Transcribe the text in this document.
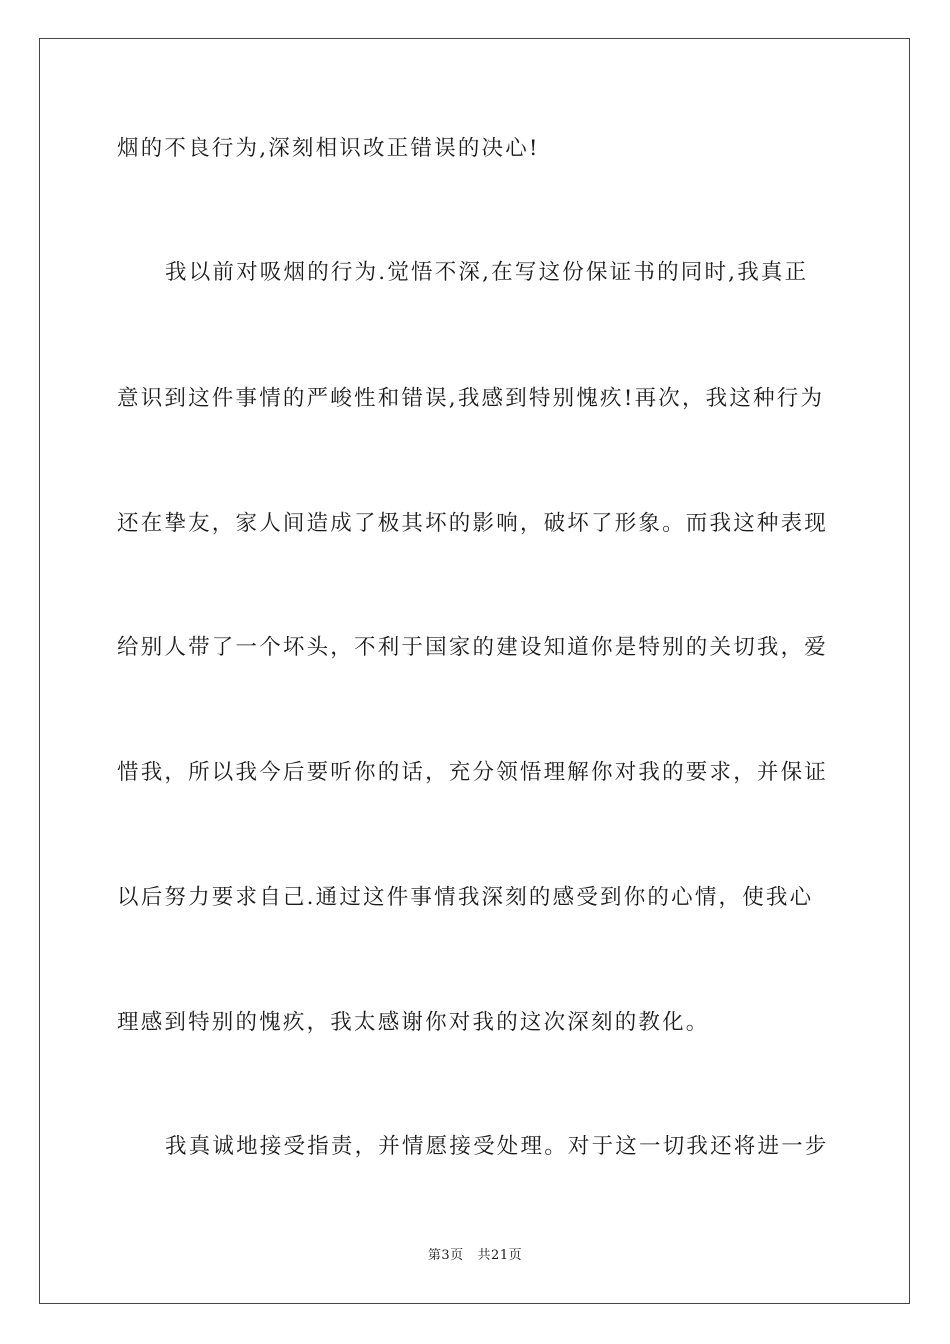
烟的不良行为,深刻相识改正错误的决心!
我以前对吸烟的行为.觉悟不深,在写这份保证书的同时,我真正
意识到这件事情的严峻性和错误,我感到特别愧疚!再次，我这种行为
还在挚友，家人间造成了极其坏的影响，破坏了形象。而我这种表现
给别人带了一个坏头，不利于国家的建设知道你是特别的关切我，爱
惜我，所以我今后要听你的话，充分领悟理解你对我的要求，并保证
以后努力要求自己.通过这件事情我深刻的感受到你的心情，使我心
理感到特别的愧疚，我太感谢你对我的这次深刻的教化。
我真诚地接受指责，并情愿接受处理。对于这一切我还将进一步
第3页   共21页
****************
(WHAT THE TASK ASKS) Reproduce the entries exactly. Do not carry over any picture.

(COMPLETE ANSWER)
Transcribe the text in this document.
烟的不良行为,深刻相识改正错误的决心!
我以前对吸烟的行为.觉悟不深,在写这份保证书的同时,我真正
意识到这件事情的严峻性和错误,我感到特别愧疚!再次，我这种行为
还在挚友，家人间造成了极其坏的影响，破坏了形象。而我这种表现
给别人带了一个坏头，不利于国家的建设知道你是特别的关切我，爱
惜我，所以我今后要听你的话，充分领悟理解你对我的要求，并保证
以后努力要求自己.通过这件事情我深刻的感受到你的心情，使我心
理感到特别的愧疚，我太感谢你对我的这次深刻的教化。
我真诚地接受指责，并情愿接受处理。对于这一切我还将进一步
第3页   共21页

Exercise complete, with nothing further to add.